• SOURCE RECORDS:
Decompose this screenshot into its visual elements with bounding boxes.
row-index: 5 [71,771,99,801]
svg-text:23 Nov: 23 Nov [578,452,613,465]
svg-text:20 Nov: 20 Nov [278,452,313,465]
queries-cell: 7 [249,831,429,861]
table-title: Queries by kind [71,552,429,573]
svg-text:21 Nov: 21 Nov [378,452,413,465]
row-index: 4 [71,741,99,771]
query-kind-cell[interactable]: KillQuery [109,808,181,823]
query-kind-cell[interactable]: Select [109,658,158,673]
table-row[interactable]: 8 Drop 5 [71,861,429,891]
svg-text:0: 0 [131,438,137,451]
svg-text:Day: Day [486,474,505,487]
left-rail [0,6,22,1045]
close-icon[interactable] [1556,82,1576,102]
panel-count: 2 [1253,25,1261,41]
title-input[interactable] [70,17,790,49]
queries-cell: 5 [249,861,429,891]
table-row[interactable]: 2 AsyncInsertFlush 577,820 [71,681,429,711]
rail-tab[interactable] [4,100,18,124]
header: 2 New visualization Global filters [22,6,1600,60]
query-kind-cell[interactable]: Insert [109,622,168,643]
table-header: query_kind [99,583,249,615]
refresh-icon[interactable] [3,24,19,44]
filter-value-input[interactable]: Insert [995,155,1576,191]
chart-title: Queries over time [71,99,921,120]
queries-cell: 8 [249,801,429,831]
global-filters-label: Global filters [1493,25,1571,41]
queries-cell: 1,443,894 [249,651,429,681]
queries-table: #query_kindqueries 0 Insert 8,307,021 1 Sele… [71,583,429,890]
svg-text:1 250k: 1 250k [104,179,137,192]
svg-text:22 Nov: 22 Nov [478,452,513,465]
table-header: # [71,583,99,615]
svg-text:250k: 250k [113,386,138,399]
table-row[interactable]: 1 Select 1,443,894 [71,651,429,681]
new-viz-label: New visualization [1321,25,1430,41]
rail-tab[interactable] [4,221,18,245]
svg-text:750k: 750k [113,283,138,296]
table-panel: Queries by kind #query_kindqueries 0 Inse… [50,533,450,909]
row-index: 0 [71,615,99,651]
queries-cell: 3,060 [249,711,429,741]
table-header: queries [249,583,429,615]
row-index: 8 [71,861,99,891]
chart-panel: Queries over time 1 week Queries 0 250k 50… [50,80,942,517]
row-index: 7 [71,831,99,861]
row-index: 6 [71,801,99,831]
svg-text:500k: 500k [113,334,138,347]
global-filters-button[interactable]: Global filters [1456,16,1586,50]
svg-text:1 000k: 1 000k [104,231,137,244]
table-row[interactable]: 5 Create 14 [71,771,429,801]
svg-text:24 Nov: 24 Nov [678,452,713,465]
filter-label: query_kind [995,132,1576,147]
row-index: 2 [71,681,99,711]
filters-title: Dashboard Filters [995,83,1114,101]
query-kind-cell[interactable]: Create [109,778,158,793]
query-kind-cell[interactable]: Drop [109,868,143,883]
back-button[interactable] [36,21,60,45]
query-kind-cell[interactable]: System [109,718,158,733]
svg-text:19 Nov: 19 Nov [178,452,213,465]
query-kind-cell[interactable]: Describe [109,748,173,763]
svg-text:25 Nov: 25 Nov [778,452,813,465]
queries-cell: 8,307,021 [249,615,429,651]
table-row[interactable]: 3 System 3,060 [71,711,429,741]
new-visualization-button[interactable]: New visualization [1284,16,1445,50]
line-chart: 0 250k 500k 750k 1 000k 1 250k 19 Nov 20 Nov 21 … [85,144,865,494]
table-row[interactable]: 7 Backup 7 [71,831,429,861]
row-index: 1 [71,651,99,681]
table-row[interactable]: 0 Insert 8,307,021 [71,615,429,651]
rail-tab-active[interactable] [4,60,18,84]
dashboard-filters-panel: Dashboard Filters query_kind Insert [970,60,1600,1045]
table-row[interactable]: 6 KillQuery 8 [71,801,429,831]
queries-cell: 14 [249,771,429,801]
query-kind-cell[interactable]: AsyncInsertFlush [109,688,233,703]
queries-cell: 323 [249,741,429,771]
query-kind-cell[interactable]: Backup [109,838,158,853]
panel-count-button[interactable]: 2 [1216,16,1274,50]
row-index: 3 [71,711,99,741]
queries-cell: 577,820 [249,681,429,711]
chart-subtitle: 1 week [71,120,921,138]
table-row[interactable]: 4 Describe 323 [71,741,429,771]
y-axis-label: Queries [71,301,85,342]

• EXERCISE TASK:
Duplicate every line of the entries above verbatim.

• FINISHED EXERCISE:
Decompose this screenshot into its visual elements with bounding boxes.
row-index: 5 [71,771,99,801]
svg-text:23 Nov: 23 Nov [578,452,613,465]
svg-text:20 Nov: 20 Nov [278,452,313,465]
queries-cell: 7 [249,831,429,861]
table-title: Queries by kind [71,552,429,573]
svg-text:21 Nov: 21 Nov [378,452,413,465]
row-index: 4 [71,741,99,771]
query-kind-cell[interactable]: KillQuery [109,808,181,823]
query-kind-cell[interactable]: Select [109,658,158,673]
table-row[interactable]: 8 Drop 5 [71,861,429,891]
svg-text:0: 0 [131,438,137,451]
svg-text:Day: Day [486,474,505,487]
left-rail [0,6,22,1045]
close-icon[interactable] [1556,82,1576,102]
panel-count: 2 [1253,25,1261,41]
title-input[interactable] [70,17,790,49]
queries-cell: 5 [249,861,429,891]
table-row[interactable]: 2 AsyncInsertFlush 577,820 [71,681,429,711]
rail-tab[interactable] [4,100,18,124]
header: 2 New visualization Global filters [22,6,1600,60]
query-kind-cell[interactable]: Insert [109,622,168,643]
table-header: query_kind [99,583,249,615]
refresh-icon[interactable] [3,24,19,44]
filter-value-input[interactable]: Insert [995,155,1576,191]
chart-title: Queries over time [71,99,921,120]
queries-cell: 8 [249,801,429,831]
global-filters-label: Global filters [1493,25,1571,41]
queries-cell: 1,443,894 [249,651,429,681]
queries-table: #query_kindqueries 0 Insert 8,307,021 1 Sele… [71,583,429,890]
svg-text:1 250k: 1 250k [104,179,137,192]
svg-text:22 Nov: 22 Nov [478,452,513,465]
table-header: # [71,583,99,615]
svg-text:250k: 250k [113,386,138,399]
table-row[interactable]: 1 Select 1,443,894 [71,651,429,681]
new-viz-label: New visualization [1321,25,1430,41]
rail-tab[interactable] [4,221,18,245]
svg-text:750k: 750k [113,283,138,296]
table-panel: Queries by kind #query_kindqueries 0 Inse… [50,533,450,909]
row-index: 0 [71,615,99,651]
queries-cell: 3,060 [249,711,429,741]
table-header: queries [249,583,429,615]
row-index: 8 [71,861,99,891]
chart-panel: Queries over time 1 week Queries 0 250k 50… [50,80,942,517]
row-index: 7 [71,831,99,861]
row-index: 6 [71,801,99,831]
svg-text:500k: 500k [113,334,138,347]
global-filters-button[interactable]: Global filters [1456,16,1586,50]
svg-text:1 000k: 1 000k [104,231,137,244]
table-row[interactable]: 5 Create 14 [71,771,429,801]
svg-text:24 Nov: 24 Nov [678,452,713,465]
filter-label: query_kind [995,132,1576,147]
row-index: 2 [71,681,99,711]
filters-title: Dashboard Filters [995,83,1114,101]
query-kind-cell[interactable]: Create [109,778,158,793]
query-kind-cell[interactable]: Drop [109,868,143,883]
back-button[interactable] [36,21,60,45]
query-kind-cell[interactable]: System [109,718,158,733]
svg-text:19 Nov: 19 Nov [178,452,213,465]
query-kind-cell[interactable]: Describe [109,748,173,763]
svg-text:25 Nov: 25 Nov [778,452,813,465]
queries-cell: 8,307,021 [249,615,429,651]
table-row[interactable]: 3 System 3,060 [71,711,429,741]
new-visualization-button[interactable]: New visualization [1284,16,1445,50]
line-chart: 0 250k 500k 750k 1 000k 1 250k 19 Nov 20 Nov 21 … [85,144,865,494]
table-row[interactable]: 7 Backup 7 [71,831,429,861]
row-index: 1 [71,651,99,681]
table-row[interactable]: 0 Insert 8,307,021 [71,615,429,651]
rail-tab-active[interactable] [4,60,18,84]
dashboard-filters-panel: Dashboard Filters query_kind Insert [970,60,1600,1045]
table-row[interactable]: 6 KillQuery 8 [71,801,429,831]
queries-cell: 14 [249,771,429,801]
query-kind-cell[interactable]: AsyncInsertFlush [109,688,233,703]
queries-cell: 323 [249,741,429,771]
query-kind-cell[interactable]: Backup [109,838,158,853]
panel-count-button[interactable]: 2 [1216,16,1274,50]
row-index: 3 [71,711,99,741]
queries-cell: 577,820 [249,681,429,711]
chart-subtitle: 1 week [71,120,921,138]
table-row[interactable]: 4 Describe 323 [71,741,429,771]
y-axis-label: Queries [71,301,85,342]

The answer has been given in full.